■ OBJECTIVE ■
Any pictures in the records below should be skipped; write out everything else exactly.

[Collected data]
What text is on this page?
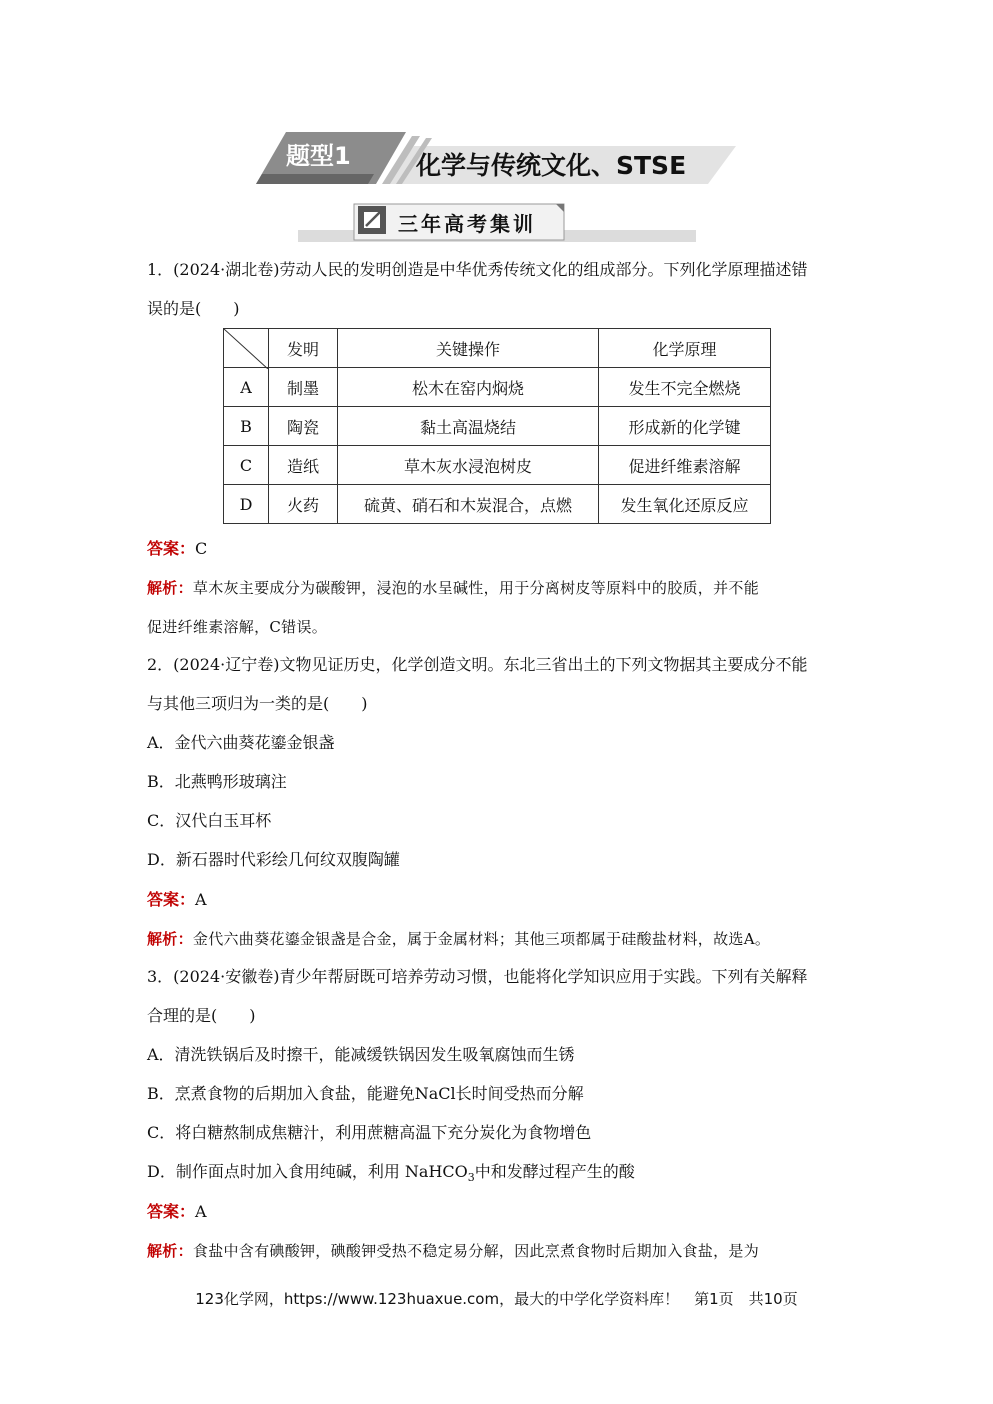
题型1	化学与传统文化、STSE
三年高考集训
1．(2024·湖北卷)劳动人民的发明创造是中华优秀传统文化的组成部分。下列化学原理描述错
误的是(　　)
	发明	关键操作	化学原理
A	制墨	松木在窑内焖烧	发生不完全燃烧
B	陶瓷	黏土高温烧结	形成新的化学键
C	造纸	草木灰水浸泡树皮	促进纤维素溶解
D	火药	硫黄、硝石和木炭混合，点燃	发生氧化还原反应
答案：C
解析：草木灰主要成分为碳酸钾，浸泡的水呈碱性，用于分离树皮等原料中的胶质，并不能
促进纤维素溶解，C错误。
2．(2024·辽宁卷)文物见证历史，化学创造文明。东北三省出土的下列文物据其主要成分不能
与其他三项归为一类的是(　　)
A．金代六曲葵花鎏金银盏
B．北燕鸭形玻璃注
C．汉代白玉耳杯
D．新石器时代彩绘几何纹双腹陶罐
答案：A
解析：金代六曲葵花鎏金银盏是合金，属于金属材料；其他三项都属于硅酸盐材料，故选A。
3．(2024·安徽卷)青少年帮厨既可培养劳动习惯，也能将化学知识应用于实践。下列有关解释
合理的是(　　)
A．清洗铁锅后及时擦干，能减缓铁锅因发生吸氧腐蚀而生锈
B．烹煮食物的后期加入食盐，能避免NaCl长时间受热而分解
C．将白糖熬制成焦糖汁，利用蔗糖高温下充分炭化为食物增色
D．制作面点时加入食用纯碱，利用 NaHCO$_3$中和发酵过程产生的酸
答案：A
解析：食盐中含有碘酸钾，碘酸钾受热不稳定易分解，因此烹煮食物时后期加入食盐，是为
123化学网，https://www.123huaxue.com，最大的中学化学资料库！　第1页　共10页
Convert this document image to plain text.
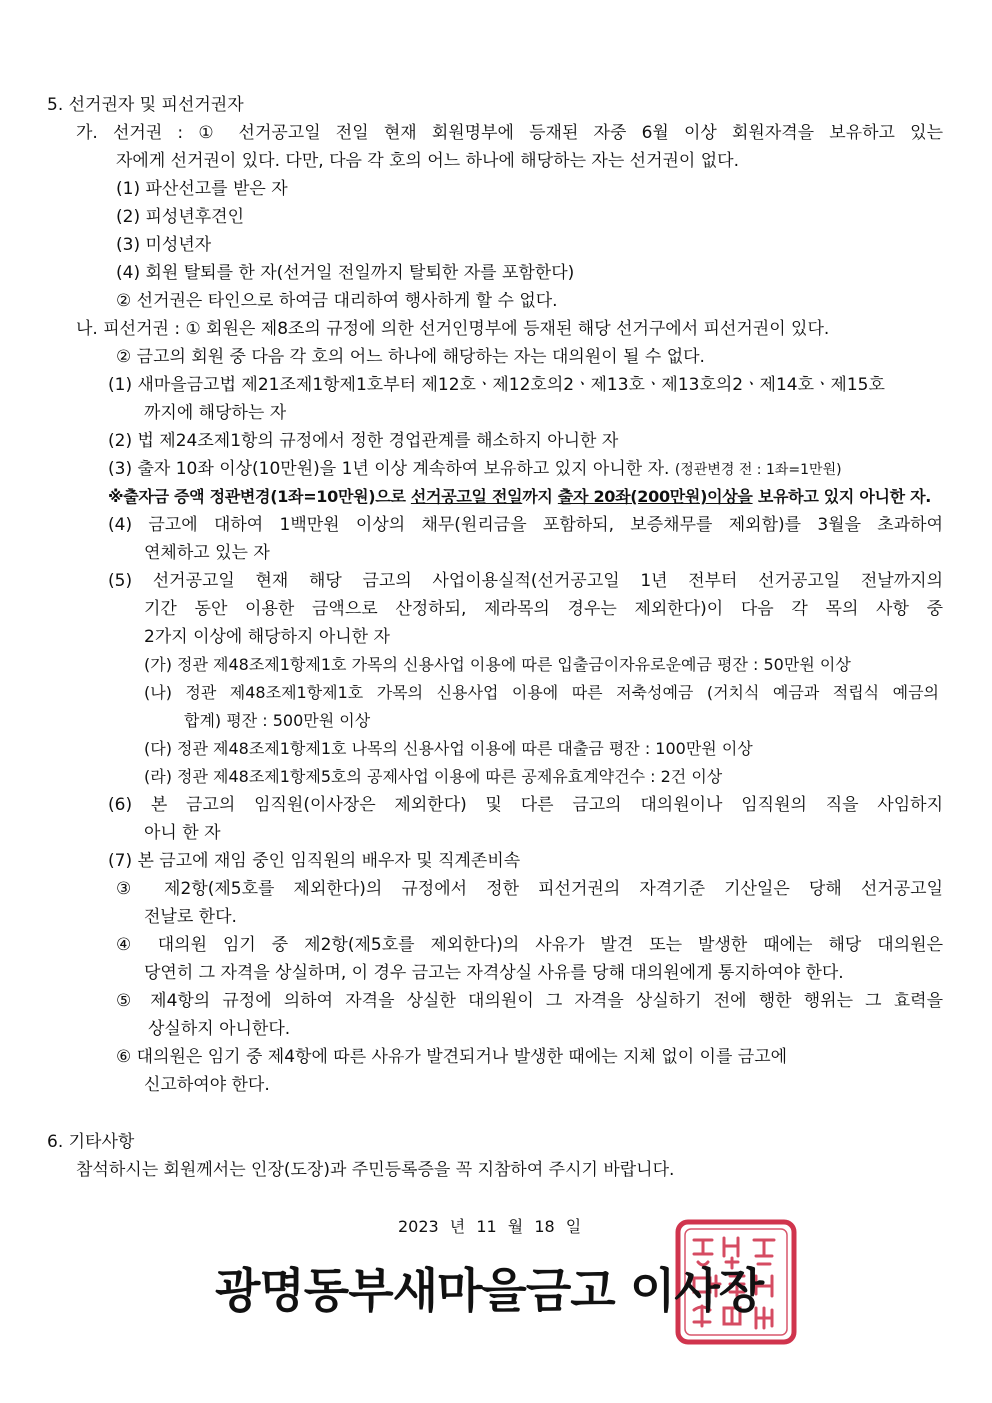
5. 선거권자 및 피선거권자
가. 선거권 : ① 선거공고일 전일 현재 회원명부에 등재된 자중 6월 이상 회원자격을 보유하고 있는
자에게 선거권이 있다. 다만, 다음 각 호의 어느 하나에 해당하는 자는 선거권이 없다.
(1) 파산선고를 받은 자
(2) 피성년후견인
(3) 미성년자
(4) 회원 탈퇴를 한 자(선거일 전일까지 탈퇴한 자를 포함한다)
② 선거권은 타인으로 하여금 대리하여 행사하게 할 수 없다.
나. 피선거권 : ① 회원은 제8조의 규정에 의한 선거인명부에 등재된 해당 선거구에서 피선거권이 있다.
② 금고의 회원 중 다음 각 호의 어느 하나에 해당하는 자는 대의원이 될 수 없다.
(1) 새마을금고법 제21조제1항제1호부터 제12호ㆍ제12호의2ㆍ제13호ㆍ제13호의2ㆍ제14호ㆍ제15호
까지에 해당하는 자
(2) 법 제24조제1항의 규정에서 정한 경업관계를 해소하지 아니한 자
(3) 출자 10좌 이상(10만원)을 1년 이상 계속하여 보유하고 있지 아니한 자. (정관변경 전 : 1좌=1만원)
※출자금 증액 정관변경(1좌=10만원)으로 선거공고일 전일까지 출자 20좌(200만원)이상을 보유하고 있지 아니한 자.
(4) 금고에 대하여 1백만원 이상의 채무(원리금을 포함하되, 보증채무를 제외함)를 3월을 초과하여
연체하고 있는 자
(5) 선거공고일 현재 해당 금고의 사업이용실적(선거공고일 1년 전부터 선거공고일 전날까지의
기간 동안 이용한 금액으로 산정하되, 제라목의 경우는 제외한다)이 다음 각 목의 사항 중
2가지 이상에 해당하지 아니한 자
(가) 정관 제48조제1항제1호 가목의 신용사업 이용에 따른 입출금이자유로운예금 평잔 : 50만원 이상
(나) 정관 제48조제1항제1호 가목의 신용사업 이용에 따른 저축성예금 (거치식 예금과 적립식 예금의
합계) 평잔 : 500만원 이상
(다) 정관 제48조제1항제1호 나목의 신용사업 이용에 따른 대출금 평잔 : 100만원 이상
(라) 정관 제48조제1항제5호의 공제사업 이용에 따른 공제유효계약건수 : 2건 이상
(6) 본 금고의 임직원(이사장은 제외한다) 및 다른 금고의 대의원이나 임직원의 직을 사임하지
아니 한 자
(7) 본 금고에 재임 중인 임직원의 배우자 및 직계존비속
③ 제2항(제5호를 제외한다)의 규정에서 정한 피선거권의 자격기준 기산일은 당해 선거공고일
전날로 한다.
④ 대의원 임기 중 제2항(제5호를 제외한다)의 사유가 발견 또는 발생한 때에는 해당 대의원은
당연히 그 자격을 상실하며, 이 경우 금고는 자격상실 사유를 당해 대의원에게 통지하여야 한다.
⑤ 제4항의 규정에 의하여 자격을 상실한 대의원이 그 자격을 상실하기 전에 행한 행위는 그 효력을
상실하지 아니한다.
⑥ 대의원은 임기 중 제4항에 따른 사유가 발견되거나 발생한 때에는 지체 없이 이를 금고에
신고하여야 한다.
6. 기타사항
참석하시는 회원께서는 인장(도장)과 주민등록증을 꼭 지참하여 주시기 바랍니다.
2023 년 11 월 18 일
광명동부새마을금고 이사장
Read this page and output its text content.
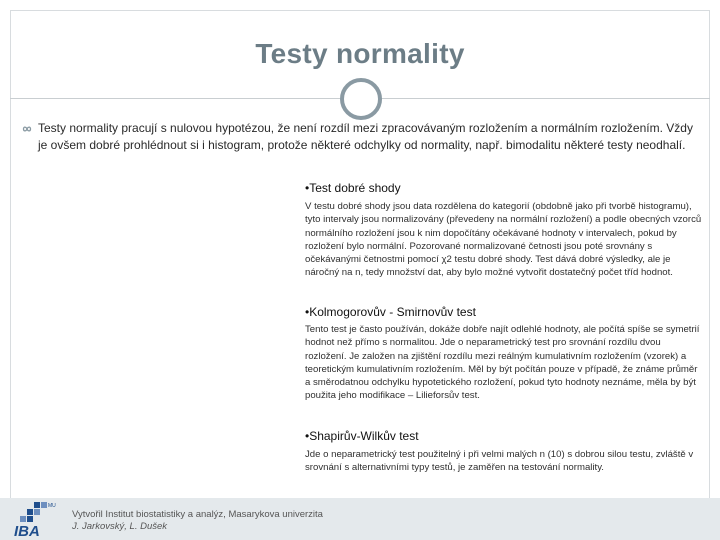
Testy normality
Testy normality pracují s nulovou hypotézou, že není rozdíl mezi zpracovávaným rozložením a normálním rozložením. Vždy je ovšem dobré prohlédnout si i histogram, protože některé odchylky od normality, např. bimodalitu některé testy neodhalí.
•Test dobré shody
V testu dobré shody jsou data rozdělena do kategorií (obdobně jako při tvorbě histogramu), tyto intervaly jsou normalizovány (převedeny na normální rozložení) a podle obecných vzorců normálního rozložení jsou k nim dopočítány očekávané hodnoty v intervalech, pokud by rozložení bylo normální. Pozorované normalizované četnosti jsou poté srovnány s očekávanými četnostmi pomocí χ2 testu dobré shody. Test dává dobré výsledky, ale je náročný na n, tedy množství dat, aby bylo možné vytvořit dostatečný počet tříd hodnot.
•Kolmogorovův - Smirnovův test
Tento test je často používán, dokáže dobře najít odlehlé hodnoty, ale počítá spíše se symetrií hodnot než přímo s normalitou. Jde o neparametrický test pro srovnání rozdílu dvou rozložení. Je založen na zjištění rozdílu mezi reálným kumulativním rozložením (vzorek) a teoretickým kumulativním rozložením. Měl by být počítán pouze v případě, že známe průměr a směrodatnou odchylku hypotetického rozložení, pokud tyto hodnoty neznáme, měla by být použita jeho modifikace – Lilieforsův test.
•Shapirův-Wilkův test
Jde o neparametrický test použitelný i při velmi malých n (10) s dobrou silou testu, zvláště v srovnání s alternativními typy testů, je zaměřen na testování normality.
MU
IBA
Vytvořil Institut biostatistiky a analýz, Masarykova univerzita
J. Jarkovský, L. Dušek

■ RESPONSE TO THIS EXERCISE ■
What text is on this page?
题型1	化学与传统文化、STSE
三年高考集训
1．(2024·湖北卷)劳动人民的发明创造是中华优秀传统文化的组成部分。下列化学原理描述错
误的是(　　)
	发明	关键操作	化学原理
A	制墨	松木在窑内焖烧	发生不完全燃烧
B	陶瓷	黏土高温烧结	形成新的化学键
C	造纸	草木灰水浸泡树皮	促进纤维素溶解
D	火药	硫黄、硝石和木炭混合，点燃	发生氧化还原反应
答案：C
解析：草木灰主要成分为碳酸钾，浸泡的水呈碱性，用于分离树皮等原料中的胶质，并不能
促进纤维素溶解，C错误。
2．(2024·辽宁卷)文物见证历史，化学创造文明。东北三省出土的下列文物据其主要成分不能
与其他三项归为一类的是(　　)
A．金代六曲葵花鎏金银盏
B．北燕鸭形玻璃注
C．汉代白玉耳杯
D．新石器时代彩绘几何纹双腹陶罐
答案：A
解析：金代六曲葵花鎏金银盏是合金，属于金属材料；其他三项都属于硅酸盐材料，故选A。
3．(2024·安徽卷)青少年帮厨既可培养劳动习惯，也能将化学知识应用于实践。下列有关解释
合理的是(　　)
A．清洗铁锅后及时擦干，能减缓铁锅因发生吸氧腐蚀而生锈
B．烹煮食物的后期加入食盐，能避免NaCl长时间受热而分解
C．将白糖熬制成焦糖汁，利用蔗糖高温下充分炭化为食物增色
D．制作面点时加入食用纯碱，利用 NaHCO$_3$中和发酵过程产生的酸
答案：A
解析：食盐中含有碘酸钾，碘酸钾受热不稳定易分解，因此烹煮食物时后期加入食盐，是为
123化学网，https://www.123huaxue.com，最大的中学化学资料库！　第1页　共10页
Convert this document image to plain text.
5. 선거권자 및 피선거권자
가. 선거권 : ① 선거공고일 전일 현재 회원명부에 등재된 자중 6월 이상 회원자격을 보유하고 있는
자에게 선거권이 있다. 다만, 다음 각 호의 어느 하나에 해당하는 자는 선거권이 없다.
(1) 파산선고를 받은 자
(2) 피성년후견인
(3) 미성년자
(4) 회원 탈퇴를 한 자(선거일 전일까지 탈퇴한 자를 포함한다)
② 선거권은 타인으로 하여금 대리하여 행사하게 할 수 없다.
나. 피선거권 : ① 회원은 제8조의 규정에 의한 선거인명부에 등재된 해당 선거구에서 피선거권이 있다.
② 금고의 회원 중 다음 각 호의 어느 하나에 해당하는 자는 대의원이 될 수 없다.
(1) 새마을금고법 제21조제1항제1호부터 제12호ㆍ제12호의2ㆍ제13호ㆍ제13호의2ㆍ제14호ㆍ제15호
까지에 해당하는 자
(2) 법 제24조제1항의 규정에서 정한 경업관계를 해소하지 아니한 자
(3) 출자 10좌 이상(10만원)을 1년 이상 계속하여 보유하고 있지 아니한 자. (정관변경 전 : 1좌=1만원)
※출자금 증액 정관변경(1좌=10만원)으로 선거공고일 전일까지 출자 20좌(200만원)이상을 보유하고 있지 아니한 자.
(4) 금고에 대하여 1백만원 이상의 채무(원리금을 포함하되, 보증채무를 제외함)를 3월을 초과하여
연체하고 있는 자
(5) 선거공고일 현재 해당 금고의 사업이용실적(선거공고일 1년 전부터 선거공고일 전날까지의
기간 동안 이용한 금액으로 산정하되, 제라목의 경우는 제외한다)이 다음 각 목의 사항 중
2가지 이상에 해당하지 아니한 자
(가) 정관 제48조제1항제1호 가목의 신용사업 이용에 따른 입출금이자유로운예금 평잔 : 50만원 이상
(나) 정관 제48조제1항제1호 가목의 신용사업 이용에 따른 저축성예금 (거치식 예금과 적립식 예금의
합계) 평잔 : 500만원 이상
(다) 정관 제48조제1항제1호 나목의 신용사업 이용에 따른 대출금 평잔 : 100만원 이상
(라) 정관 제48조제1항제5호의 공제사업 이용에 따른 공제유효계약건수 : 2건 이상
(6) 본 금고의 임직원(이사장은 제외한다) 및 다른 금고의 대의원이나 임직원의 직을 사임하지
아니 한 자
(7) 본 금고에 재임 중인 임직원의 배우자 및 직계존비속
③ 제2항(제5호를 제외한다)의 규정에서 정한 피선거권의 자격기준 기산일은 당해 선거공고일
전날로 한다.
④ 대의원 임기 중 제2항(제5호를 제외한다)의 사유가 발견 또는 발생한 때에는 해당 대의원은
당연히 그 자격을 상실하며, 이 경우 금고는 자격상실 사유를 당해 대의원에게 통지하여야 한다.
⑤ 제4항의 규정에 의하여 자격을 상실한 대의원이 그 자격을 상실하기 전에 행한 행위는 그 효력을
상실하지 아니한다.
⑥ 대의원은 임기 중 제4항에 따른 사유가 발견되거나 발생한 때에는 지체 없이 이를 금고에
신고하여야 한다.
6. 기타사항
참석하시는 회원께서는 인장(도장)과 주민등록증을 꼭 지참하여 주시기 바랍니다.
2023 년 11 월 18 일
광명동부새마을금고 이사장
Read this page and output its text content.
Testy normality
Testy normality pracují s nulovou hypotézou, že není rozdíl mezi zpracovávaným rozložením a normálním rozložením. Vždy je ovšem dobré prohlédnout si i histogram, protože některé odchylky od normality, např. bimodalitu některé testy neodhalí.
•Test dobré shody
V testu dobré shody jsou data rozdělena do kategorií (obdobně jako při tvorbě histogramu), tyto intervaly jsou normalizovány (převedeny na normální rozložení) a podle obecných vzorců normálního rozložení jsou k nim dopočítány očekávané hodnoty v intervalech, pokud by rozložení bylo normální. Pozorované normalizované četnosti jsou poté srovnány s očekávanými četnostmi pomocí χ2 testu dobré shody. Test dává dobré výsledky, ale je náročný na n, tedy množství dat, aby bylo možné vytvořit dostatečný počet tříd hodnot.
•Kolmogorovův - Smirnovův test
Tento test je často používán, dokáže dobře najít odlehlé hodnoty, ale počítá spíše se symetrií hodnot než přímo s normalitou. Jde o neparametrický test pro srovnání rozdílu dvou rozložení. Je založen na zjištění rozdílu mezi reálným kumulativním rozložením (vzorek) a teoretickým kumulativním rozložením. Měl by být počítán pouze v případě, že známe průměr a směrodatnou odchylku hypotetického rozložení, pokud tyto hodnoty neznáme, měla by být použita jeho modifikace – Lilieforsův test.
•Shapirův-Wilkův test
Jde o neparametrický test použitelný i při velmi malých n (10) s dobrou silou testu, zvláště v srovnání s alternativními typy testů, je zaměřen na testování normality.
MU
IBA
Vytvořil Institut biostatistiky a analýz, Masarykova univerzita
J. Jarkovský, L. Dušek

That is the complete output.